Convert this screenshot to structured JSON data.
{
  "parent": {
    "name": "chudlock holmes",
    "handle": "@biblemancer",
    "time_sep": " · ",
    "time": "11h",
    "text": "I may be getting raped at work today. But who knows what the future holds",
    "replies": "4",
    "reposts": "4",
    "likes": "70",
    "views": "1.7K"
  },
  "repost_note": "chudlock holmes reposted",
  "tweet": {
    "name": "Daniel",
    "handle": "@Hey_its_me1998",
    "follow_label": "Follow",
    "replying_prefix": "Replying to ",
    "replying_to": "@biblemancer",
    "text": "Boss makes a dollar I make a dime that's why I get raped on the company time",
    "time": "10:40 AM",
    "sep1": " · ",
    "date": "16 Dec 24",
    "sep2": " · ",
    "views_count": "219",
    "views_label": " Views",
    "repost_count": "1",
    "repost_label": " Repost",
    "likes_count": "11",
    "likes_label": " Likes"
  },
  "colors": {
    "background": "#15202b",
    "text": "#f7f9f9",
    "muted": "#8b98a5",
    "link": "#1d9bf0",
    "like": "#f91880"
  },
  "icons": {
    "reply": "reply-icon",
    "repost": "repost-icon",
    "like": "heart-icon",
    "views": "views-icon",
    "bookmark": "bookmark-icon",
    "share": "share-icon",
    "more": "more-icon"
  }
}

* _TASK REQUIREMENTS_
Copy out the full set of records precisely, leaving nothing out.

* _RESULT OF THIS EXERCISE_
Convert this screenshot to structured JSON data.
{
  "parent": {
    "name": "chudlock holmes",
    "handle": "@biblemancer",
    "time_sep": " · ",
    "time": "11h",
    "text": "I may be getting raped at work today. But who knows what the future holds",
    "replies": "4",
    "reposts": "4",
    "likes": "70",
    "views": "1.7K"
  },
  "repost_note": "chudlock holmes reposted",
  "tweet": {
    "name": "Daniel",
    "handle": "@Hey_its_me1998",
    "follow_label": "Follow",
    "replying_prefix": "Replying to ",
    "replying_to": "@biblemancer",
    "text": "Boss makes a dollar I make a dime that's why I get raped on the company time",
    "time": "10:40 AM",
    "sep1": " · ",
    "date": "16 Dec 24",
    "sep2": " · ",
    "views_count": "219",
    "views_label": " Views",
    "repost_count": "1",
    "repost_label": " Repost",
    "likes_count": "11",
    "likes_label": " Likes"
  },
  "colors": {
    "background": "#15202b",
    "text": "#f7f9f9",
    "muted": "#8b98a5",
    "link": "#1d9bf0",
    "like": "#f91880"
  },
  "icons": {
    "reply": "reply-icon",
    "repost": "repost-icon",
    "like": "heart-icon",
    "views": "views-icon",
    "bookmark": "bookmark-icon",
    "share": "share-icon",
    "more": "more-icon"
  }
}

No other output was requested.